[PROVIDED RECORDS]:
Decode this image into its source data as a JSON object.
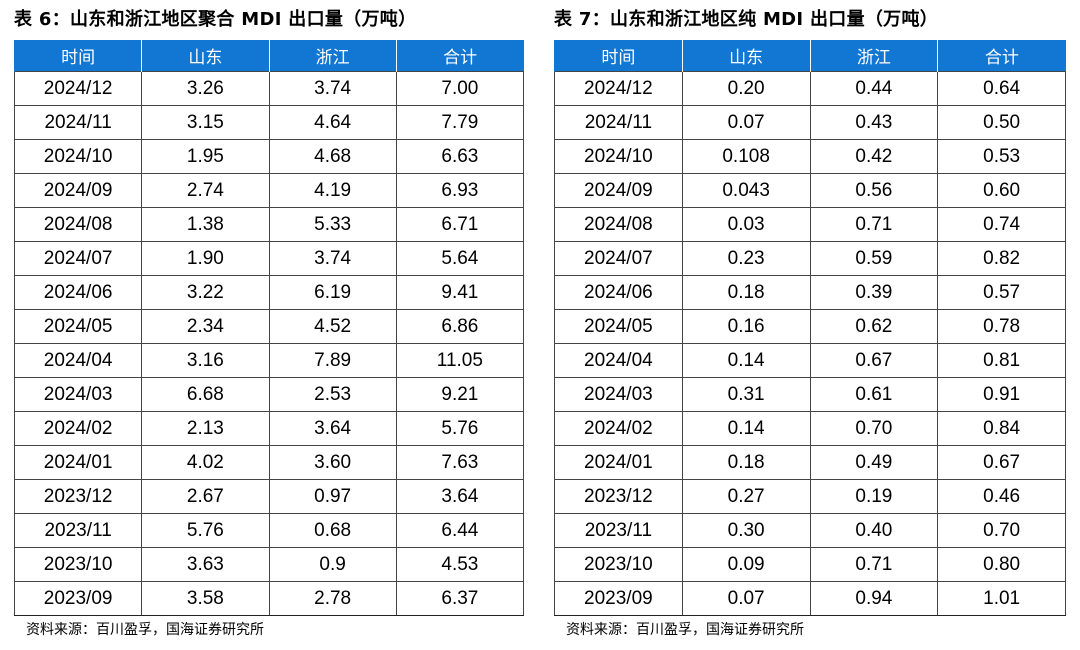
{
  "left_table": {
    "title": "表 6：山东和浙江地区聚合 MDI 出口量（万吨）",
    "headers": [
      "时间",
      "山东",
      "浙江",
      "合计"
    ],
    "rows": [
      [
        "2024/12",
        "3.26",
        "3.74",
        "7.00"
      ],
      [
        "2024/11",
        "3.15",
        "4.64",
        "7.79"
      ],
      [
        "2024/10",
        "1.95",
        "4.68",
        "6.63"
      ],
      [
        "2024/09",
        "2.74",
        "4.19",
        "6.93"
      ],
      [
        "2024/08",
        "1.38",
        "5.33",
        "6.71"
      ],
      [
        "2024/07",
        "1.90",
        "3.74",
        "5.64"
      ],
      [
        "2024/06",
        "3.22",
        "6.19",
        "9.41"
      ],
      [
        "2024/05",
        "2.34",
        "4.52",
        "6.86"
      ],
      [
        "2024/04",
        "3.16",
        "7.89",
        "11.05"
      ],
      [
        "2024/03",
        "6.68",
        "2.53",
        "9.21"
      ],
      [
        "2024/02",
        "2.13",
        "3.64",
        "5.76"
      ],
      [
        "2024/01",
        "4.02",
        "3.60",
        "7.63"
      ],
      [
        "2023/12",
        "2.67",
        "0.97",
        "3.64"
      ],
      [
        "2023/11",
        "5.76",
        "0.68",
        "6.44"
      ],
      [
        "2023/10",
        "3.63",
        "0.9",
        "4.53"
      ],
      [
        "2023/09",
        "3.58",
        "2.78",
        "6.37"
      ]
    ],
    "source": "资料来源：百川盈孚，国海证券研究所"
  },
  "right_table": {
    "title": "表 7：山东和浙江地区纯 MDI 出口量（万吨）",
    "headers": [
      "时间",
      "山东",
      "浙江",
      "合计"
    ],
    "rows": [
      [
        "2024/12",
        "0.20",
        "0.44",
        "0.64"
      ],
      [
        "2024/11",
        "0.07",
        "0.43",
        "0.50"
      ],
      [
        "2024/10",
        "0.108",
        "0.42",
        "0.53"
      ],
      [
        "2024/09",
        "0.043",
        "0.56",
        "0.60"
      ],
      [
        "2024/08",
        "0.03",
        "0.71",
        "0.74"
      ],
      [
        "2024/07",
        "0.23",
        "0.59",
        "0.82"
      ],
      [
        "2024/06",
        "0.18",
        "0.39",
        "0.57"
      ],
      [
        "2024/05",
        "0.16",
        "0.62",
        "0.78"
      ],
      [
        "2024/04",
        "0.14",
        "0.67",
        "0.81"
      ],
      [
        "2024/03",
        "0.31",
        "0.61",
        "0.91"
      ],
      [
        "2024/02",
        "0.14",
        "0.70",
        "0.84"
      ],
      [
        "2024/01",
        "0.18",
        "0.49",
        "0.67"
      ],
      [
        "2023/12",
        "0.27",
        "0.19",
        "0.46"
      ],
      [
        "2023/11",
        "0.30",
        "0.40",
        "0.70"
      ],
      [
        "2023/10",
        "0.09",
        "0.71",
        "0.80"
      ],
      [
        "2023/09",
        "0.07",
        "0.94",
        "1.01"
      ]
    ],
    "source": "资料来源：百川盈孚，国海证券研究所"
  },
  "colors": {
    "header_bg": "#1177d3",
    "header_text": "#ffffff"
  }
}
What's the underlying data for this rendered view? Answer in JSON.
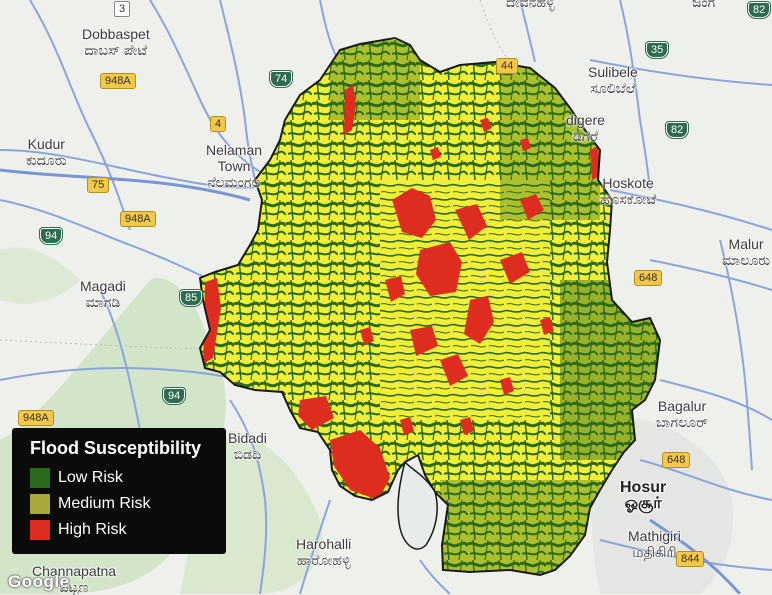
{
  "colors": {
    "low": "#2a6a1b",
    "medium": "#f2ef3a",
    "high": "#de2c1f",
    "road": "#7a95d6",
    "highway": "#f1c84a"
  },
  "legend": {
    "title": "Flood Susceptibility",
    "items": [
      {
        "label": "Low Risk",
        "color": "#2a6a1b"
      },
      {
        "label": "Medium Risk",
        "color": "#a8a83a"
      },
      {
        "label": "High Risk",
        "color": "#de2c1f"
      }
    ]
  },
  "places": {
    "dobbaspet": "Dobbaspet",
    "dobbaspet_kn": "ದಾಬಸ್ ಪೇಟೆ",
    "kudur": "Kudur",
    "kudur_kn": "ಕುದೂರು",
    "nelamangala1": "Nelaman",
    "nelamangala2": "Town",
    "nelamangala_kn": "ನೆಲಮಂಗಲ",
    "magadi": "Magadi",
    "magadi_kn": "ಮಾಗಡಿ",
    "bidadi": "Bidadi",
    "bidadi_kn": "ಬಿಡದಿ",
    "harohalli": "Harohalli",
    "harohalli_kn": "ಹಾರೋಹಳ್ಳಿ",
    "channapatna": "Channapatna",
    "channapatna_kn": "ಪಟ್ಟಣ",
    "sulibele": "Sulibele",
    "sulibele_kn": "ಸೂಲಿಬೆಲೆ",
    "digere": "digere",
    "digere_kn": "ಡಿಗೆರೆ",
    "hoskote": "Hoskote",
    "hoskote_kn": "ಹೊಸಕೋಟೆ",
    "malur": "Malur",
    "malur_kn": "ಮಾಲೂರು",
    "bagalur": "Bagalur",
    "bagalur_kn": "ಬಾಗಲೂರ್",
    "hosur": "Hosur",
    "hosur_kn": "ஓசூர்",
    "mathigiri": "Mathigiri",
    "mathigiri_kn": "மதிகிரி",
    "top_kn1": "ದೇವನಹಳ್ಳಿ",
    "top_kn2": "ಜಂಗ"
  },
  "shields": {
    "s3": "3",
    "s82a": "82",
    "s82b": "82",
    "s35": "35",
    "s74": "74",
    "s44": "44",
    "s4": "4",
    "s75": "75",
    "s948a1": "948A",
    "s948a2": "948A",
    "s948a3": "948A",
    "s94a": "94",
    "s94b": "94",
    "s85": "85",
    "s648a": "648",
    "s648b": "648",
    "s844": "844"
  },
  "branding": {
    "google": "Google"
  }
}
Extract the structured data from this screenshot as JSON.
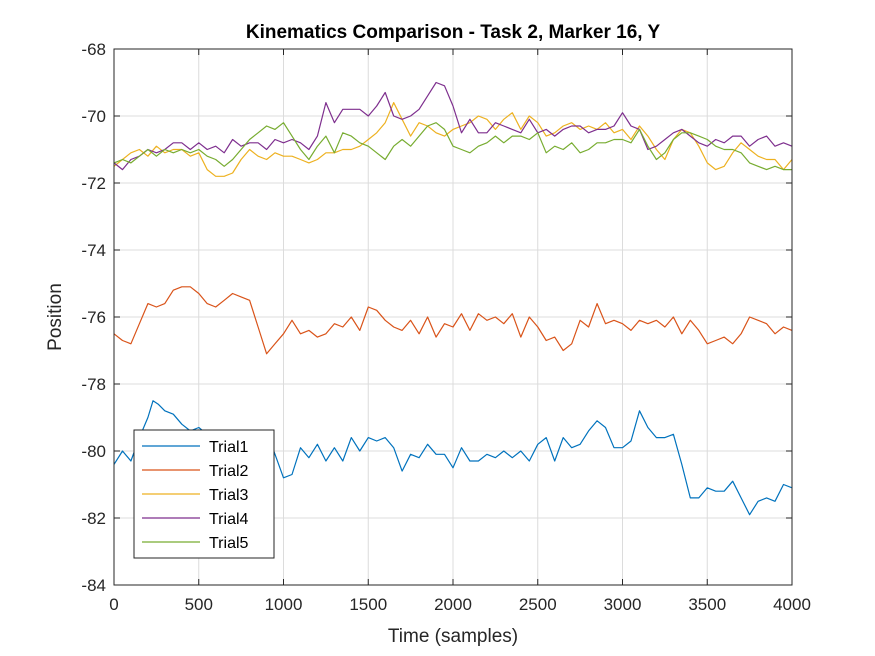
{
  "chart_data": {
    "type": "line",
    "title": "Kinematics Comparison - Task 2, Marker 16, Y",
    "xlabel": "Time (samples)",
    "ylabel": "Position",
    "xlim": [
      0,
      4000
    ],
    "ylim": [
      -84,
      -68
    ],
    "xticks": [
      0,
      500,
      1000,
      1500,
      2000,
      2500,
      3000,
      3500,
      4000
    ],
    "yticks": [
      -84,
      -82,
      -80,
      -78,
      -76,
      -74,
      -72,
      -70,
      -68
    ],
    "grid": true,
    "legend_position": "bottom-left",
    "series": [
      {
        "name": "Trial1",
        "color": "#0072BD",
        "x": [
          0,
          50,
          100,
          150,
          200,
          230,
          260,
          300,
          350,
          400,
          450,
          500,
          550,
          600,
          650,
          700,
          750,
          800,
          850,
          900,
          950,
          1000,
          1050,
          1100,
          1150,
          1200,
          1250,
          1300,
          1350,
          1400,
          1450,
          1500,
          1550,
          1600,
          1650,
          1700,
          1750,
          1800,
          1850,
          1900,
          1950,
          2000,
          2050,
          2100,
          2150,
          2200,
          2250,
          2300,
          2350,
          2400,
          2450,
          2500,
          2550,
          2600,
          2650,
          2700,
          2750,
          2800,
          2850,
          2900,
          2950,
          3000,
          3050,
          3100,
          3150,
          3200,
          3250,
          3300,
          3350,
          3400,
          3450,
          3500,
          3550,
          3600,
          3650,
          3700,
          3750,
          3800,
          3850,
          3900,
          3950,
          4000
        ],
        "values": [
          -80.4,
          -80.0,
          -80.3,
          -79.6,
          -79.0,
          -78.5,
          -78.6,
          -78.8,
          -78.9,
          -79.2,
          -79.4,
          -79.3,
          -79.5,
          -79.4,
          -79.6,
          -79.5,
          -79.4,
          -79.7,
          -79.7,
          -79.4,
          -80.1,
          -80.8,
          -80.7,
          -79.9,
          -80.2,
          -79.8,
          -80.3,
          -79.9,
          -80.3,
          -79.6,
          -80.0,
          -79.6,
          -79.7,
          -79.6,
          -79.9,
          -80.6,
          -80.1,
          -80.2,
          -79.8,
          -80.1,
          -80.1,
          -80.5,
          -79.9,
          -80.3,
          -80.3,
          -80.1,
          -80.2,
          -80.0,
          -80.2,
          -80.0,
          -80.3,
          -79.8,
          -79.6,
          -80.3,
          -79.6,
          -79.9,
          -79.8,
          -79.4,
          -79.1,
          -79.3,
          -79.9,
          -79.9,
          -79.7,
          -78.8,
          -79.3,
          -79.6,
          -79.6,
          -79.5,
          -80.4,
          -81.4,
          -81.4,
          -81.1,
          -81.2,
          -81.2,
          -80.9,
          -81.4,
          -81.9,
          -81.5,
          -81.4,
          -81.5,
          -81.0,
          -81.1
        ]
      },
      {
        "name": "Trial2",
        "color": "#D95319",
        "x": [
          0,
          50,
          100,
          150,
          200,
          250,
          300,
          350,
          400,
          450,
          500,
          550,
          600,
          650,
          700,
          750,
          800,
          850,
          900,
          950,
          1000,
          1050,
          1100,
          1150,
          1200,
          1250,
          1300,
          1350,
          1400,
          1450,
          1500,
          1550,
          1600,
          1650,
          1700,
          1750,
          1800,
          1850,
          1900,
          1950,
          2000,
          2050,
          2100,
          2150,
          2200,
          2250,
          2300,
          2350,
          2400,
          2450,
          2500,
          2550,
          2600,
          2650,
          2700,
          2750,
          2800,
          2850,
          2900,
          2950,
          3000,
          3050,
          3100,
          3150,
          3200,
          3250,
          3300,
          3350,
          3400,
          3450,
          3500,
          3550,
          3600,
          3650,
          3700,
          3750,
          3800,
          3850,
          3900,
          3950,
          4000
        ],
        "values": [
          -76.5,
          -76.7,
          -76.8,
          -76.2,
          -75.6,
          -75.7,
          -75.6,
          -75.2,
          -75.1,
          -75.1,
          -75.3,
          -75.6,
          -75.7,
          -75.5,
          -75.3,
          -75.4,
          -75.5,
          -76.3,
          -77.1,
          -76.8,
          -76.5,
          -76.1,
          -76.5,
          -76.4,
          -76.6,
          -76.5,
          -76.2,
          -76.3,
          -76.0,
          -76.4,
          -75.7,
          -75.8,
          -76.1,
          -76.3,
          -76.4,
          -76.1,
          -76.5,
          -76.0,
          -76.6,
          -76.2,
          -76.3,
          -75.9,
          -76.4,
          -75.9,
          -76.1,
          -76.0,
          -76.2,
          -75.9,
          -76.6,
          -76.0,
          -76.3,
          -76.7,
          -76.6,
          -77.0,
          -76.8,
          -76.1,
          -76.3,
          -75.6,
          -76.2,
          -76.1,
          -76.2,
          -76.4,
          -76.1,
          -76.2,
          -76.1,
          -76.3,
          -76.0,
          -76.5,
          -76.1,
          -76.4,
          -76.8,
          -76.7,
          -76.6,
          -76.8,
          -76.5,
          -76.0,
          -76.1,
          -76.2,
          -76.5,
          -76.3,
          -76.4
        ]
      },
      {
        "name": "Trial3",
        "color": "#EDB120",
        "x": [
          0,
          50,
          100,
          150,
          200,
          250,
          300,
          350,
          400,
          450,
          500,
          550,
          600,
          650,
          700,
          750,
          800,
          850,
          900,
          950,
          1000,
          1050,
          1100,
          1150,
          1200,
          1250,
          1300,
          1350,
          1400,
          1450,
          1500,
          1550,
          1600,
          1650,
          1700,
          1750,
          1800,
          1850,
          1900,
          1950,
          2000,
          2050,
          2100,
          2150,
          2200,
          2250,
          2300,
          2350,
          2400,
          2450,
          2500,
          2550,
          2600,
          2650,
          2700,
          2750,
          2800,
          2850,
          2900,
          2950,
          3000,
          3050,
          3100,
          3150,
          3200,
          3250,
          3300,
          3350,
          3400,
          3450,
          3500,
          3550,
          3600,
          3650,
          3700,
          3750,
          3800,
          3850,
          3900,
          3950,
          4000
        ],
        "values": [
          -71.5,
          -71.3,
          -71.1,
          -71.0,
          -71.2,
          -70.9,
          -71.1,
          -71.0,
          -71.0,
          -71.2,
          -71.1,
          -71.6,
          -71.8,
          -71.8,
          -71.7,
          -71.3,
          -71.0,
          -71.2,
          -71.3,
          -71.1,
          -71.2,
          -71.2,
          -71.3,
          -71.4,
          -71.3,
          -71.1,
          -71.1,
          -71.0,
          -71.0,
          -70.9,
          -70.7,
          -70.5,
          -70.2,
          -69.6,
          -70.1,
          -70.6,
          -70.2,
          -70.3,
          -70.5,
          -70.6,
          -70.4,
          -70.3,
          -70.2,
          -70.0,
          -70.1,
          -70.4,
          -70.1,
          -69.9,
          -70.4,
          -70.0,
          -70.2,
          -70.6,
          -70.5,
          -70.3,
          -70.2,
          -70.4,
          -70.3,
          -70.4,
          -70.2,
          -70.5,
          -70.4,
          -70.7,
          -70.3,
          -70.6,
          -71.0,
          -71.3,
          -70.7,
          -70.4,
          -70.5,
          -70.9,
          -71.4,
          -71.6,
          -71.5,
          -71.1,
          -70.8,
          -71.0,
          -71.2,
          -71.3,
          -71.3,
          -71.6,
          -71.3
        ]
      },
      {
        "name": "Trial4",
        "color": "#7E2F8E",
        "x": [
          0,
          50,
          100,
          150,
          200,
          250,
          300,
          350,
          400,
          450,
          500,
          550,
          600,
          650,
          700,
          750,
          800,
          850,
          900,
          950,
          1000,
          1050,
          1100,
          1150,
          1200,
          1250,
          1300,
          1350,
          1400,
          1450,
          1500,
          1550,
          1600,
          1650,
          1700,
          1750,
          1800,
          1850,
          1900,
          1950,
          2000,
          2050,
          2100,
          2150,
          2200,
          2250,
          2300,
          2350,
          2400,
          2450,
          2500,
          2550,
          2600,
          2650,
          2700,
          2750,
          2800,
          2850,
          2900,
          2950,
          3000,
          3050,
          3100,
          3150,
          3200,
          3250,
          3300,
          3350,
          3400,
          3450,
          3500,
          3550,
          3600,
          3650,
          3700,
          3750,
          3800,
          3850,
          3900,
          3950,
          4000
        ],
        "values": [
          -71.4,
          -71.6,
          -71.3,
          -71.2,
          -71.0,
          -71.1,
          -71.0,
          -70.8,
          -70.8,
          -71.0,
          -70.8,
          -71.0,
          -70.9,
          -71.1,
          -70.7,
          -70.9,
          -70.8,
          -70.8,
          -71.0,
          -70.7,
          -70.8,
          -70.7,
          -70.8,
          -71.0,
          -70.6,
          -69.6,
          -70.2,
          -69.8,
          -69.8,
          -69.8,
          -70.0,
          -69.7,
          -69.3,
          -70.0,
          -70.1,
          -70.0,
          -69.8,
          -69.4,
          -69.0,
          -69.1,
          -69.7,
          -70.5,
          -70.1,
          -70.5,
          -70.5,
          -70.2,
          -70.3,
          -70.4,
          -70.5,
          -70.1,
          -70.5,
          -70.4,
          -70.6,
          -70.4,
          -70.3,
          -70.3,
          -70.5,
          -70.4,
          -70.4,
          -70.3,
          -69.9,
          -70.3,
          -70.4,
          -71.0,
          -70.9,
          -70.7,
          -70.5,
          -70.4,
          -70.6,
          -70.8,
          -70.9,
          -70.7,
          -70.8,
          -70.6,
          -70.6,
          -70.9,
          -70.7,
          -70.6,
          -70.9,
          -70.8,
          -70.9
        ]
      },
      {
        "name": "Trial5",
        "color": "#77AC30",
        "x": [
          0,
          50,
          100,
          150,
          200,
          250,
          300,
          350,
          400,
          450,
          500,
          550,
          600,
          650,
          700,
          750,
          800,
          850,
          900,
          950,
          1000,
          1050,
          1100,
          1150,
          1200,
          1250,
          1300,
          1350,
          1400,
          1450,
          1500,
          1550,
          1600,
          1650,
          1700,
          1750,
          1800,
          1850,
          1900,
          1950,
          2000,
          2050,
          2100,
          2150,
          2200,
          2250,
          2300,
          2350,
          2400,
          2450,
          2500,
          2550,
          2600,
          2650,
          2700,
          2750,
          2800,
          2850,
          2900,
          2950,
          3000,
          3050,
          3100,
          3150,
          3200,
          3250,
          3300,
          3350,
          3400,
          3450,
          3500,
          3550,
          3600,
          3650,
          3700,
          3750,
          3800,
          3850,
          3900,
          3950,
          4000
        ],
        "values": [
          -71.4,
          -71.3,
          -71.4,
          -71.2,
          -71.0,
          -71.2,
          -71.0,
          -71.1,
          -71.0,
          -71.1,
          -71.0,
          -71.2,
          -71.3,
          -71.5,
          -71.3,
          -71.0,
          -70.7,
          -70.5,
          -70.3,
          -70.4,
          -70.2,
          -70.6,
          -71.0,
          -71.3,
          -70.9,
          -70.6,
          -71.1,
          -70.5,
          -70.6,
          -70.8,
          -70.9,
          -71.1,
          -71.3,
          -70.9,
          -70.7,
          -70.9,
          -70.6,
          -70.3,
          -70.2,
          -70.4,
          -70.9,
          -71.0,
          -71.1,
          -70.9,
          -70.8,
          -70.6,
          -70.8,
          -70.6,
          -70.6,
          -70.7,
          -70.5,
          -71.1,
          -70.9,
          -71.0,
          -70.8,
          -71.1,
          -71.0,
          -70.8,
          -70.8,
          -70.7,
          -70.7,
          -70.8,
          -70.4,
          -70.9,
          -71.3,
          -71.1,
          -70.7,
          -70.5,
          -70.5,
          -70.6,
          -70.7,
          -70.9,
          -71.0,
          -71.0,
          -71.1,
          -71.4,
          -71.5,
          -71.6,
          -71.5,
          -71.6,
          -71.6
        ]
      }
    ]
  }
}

[WRITTEN REQUEST]:
Pull out every line above that holds the word "JSON".

[COMPLETED TASK]:
Decode this image into its source data as a JSON object.
What's the underlying data for this rendered view? Answer in JSON.
Extract the structured data from this screenshot as JSON.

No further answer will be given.